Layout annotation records
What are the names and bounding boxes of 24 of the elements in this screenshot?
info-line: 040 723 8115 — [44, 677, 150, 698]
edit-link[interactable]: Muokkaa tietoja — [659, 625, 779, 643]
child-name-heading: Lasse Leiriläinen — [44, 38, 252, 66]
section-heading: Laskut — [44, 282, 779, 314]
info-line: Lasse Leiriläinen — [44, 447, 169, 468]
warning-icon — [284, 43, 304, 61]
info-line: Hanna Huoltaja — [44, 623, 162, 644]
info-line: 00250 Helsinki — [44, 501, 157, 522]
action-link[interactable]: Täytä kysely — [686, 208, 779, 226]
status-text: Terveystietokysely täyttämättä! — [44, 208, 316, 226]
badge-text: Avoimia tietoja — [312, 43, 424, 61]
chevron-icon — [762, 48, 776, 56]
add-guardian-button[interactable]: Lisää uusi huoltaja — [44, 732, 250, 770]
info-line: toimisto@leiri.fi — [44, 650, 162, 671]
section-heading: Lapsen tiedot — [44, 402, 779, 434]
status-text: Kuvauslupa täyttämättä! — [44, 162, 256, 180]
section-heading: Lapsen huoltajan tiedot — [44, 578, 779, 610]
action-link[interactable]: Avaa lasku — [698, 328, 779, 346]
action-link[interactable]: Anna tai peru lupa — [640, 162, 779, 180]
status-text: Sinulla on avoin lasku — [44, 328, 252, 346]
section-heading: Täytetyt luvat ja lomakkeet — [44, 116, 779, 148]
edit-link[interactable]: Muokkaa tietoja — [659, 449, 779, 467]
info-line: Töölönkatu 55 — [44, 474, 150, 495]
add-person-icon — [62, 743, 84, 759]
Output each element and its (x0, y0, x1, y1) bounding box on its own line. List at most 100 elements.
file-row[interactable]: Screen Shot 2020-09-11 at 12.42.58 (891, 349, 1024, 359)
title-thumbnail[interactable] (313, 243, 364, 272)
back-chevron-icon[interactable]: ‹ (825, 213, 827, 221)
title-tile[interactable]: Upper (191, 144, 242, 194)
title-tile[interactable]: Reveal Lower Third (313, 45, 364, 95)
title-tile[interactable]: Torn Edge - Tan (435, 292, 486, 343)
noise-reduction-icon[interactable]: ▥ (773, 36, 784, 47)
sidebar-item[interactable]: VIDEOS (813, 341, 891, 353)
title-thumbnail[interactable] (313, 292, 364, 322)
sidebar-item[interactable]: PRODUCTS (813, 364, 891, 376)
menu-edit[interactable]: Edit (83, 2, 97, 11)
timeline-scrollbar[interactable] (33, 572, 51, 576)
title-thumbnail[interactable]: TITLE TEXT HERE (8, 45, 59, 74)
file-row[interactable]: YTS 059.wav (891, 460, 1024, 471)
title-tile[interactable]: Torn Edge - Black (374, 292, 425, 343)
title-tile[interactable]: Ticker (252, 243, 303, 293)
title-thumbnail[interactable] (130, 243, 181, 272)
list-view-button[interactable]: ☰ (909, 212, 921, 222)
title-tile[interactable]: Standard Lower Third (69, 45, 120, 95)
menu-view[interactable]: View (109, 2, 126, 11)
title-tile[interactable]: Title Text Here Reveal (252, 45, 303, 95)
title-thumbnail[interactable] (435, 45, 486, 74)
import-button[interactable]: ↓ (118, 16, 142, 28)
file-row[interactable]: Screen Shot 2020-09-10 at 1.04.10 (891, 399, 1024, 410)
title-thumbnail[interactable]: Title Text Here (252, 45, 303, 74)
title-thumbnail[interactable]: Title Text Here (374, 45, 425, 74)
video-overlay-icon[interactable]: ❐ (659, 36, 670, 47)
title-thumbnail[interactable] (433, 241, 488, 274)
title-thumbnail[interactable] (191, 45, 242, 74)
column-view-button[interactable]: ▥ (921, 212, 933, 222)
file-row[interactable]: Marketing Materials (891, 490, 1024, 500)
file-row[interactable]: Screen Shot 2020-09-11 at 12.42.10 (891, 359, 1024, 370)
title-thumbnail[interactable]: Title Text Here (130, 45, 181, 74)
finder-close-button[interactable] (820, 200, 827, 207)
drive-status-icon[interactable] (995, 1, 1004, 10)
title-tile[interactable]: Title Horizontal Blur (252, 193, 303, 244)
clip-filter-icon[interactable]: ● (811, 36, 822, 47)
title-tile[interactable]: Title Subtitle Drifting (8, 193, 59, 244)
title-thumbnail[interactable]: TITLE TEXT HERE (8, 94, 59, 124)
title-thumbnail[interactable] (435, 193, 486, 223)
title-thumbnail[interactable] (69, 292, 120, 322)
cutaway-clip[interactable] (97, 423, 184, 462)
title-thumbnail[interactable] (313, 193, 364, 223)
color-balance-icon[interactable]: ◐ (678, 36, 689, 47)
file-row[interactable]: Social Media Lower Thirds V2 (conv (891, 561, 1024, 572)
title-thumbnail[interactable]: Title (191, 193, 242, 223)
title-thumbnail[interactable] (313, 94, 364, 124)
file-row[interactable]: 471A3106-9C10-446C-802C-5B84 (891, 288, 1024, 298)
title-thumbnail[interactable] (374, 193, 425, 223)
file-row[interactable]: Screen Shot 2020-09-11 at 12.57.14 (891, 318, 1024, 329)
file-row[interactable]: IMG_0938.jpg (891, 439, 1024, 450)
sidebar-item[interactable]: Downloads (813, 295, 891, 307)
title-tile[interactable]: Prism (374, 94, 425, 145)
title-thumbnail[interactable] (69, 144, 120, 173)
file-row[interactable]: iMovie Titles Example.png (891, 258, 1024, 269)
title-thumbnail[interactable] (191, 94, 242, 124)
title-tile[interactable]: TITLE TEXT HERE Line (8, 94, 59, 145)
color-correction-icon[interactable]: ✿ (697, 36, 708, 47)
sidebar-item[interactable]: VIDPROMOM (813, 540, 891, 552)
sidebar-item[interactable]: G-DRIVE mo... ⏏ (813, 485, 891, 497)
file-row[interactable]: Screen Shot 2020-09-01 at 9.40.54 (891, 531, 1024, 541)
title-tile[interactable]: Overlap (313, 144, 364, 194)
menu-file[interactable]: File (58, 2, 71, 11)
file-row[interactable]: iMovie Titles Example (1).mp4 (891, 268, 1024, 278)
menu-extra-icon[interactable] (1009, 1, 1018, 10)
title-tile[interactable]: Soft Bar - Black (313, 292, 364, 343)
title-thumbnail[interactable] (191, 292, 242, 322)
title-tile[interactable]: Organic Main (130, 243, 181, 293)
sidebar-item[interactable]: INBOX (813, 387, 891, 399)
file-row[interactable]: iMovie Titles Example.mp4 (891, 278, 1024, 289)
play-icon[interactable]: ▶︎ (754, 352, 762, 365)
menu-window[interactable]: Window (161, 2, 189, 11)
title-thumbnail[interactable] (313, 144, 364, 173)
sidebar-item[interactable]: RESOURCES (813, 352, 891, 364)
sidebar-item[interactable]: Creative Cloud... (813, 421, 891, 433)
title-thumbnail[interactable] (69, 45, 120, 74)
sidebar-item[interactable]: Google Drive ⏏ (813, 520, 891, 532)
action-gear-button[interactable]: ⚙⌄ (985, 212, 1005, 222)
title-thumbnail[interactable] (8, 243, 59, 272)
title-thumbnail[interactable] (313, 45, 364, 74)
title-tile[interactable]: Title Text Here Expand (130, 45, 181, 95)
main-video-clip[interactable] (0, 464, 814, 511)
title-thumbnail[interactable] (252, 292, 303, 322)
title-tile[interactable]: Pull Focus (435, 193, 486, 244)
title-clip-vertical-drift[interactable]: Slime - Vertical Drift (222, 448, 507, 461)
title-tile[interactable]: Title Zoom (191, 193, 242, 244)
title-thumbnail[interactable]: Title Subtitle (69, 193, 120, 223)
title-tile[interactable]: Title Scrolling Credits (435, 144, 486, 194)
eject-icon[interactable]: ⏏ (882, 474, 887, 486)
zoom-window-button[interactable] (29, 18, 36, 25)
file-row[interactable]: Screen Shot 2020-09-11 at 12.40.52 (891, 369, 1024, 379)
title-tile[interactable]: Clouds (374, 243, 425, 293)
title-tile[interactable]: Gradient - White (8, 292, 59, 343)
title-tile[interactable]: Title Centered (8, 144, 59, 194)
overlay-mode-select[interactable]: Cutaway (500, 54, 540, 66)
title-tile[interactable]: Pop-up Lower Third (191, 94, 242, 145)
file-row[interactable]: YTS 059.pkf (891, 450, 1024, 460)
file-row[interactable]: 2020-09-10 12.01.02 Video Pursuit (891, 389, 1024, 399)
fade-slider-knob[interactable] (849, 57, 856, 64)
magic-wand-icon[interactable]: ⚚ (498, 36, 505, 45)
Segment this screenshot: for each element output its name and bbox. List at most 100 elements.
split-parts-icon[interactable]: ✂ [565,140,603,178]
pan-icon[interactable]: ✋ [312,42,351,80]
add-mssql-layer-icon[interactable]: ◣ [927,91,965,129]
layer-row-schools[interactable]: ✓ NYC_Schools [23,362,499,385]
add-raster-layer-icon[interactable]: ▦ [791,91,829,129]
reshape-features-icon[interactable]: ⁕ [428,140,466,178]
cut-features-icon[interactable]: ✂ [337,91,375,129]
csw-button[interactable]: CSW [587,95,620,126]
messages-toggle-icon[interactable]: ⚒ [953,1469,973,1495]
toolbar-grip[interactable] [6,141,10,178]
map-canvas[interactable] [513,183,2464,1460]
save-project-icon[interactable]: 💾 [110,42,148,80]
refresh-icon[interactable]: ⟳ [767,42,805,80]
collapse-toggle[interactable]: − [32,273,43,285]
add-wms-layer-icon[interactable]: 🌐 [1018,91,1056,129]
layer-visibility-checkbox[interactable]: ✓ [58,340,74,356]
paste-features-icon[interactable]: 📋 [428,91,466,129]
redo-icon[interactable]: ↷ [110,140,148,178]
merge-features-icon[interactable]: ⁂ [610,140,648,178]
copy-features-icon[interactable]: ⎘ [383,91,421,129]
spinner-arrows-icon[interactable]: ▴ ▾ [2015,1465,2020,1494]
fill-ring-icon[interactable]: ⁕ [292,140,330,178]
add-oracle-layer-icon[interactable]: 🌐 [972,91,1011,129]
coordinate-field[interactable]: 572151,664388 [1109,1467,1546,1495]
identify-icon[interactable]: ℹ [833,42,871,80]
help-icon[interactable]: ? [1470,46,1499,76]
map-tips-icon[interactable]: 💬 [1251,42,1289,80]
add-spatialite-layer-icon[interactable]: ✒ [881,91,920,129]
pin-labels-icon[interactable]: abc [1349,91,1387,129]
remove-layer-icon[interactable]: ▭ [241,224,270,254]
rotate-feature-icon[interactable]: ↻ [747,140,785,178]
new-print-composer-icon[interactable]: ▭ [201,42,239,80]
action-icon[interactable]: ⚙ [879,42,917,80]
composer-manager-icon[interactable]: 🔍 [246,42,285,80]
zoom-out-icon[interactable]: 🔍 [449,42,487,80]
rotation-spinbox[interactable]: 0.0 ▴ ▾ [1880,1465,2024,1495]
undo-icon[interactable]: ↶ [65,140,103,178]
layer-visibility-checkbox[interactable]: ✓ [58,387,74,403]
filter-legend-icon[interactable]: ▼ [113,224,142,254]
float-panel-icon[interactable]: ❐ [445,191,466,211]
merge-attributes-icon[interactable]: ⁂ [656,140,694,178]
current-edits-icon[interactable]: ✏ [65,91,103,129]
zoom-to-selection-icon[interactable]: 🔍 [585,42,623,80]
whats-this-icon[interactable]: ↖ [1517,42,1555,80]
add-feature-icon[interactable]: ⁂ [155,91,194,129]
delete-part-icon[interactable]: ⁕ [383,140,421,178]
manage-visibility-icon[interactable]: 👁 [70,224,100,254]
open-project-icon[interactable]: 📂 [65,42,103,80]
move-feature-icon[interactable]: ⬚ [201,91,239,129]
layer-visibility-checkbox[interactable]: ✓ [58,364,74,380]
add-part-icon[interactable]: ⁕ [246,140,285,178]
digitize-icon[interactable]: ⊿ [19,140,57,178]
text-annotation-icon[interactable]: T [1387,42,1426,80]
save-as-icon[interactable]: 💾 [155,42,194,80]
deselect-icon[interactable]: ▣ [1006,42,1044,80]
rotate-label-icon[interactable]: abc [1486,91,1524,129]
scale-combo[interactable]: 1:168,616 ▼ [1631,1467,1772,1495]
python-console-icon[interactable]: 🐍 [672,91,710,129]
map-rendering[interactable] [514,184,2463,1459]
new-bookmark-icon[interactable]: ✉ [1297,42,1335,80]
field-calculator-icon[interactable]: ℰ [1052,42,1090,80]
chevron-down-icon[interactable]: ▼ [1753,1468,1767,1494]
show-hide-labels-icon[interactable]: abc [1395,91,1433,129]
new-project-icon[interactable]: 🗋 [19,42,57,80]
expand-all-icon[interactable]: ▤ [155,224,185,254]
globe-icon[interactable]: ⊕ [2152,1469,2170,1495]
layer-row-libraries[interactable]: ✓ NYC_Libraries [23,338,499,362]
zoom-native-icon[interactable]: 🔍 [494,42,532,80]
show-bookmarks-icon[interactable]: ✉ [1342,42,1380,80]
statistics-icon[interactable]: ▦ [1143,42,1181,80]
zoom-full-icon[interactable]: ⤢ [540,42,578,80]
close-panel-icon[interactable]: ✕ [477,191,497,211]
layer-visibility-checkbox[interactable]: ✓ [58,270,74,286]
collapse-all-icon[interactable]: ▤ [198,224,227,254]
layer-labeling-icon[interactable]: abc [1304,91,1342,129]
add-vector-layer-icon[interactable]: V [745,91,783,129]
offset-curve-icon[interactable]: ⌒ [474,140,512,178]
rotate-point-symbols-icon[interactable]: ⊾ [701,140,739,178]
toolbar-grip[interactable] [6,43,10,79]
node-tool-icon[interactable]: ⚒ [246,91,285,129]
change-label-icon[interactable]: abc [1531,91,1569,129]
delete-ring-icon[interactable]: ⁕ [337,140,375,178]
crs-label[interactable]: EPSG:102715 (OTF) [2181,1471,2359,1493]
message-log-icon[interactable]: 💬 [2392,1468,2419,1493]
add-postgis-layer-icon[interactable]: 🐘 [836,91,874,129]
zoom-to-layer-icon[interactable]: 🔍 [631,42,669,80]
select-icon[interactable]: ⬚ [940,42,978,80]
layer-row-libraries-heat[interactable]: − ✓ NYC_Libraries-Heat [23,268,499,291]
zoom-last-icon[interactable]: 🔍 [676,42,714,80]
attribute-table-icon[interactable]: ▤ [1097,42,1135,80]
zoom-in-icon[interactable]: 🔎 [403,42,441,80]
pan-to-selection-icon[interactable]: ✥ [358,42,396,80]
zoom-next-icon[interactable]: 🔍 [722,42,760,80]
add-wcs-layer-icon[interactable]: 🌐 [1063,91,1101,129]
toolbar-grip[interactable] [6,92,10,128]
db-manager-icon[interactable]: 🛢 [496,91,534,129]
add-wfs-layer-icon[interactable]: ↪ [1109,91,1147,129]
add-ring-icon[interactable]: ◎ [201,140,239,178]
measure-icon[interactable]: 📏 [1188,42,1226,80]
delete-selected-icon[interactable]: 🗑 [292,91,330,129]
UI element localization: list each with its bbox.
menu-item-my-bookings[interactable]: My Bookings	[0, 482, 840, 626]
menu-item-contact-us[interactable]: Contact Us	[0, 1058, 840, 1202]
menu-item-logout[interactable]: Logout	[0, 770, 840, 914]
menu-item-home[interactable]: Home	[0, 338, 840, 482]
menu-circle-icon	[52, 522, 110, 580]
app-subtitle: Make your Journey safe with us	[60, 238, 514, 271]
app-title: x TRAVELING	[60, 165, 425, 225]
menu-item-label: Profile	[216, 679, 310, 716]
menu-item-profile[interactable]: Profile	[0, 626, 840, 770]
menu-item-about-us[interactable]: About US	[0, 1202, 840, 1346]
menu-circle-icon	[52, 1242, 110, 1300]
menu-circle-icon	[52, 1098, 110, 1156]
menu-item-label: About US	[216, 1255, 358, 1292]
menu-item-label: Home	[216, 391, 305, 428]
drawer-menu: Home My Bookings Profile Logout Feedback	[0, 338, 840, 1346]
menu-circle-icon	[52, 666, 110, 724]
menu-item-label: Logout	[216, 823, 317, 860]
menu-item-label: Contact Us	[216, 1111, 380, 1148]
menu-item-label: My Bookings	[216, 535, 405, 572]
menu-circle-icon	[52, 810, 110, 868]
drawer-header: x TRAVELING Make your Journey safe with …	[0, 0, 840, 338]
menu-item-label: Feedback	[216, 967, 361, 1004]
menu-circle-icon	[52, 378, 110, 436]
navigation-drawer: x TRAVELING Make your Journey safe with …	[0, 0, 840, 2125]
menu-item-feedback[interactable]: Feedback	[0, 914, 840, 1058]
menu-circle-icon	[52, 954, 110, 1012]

** Task objective **
Copy the rows above word for word, starting with the first line and ending with the line that contains "info-line: Lasse Leiriläinen".

** Exercise response **
What are the names and bounding boxes of 24 of the elements in this screenshot?
info-line: 040 723 8115 — [44, 677, 150, 698]
edit-link[interactable]: Muokkaa tietoja — [659, 625, 779, 643]
child-name-heading: Lasse Leiriläinen — [44, 38, 252, 66]
section-heading: Laskut — [44, 282, 779, 314]
info-line: Lasse Leiriläinen — [44, 447, 169, 468]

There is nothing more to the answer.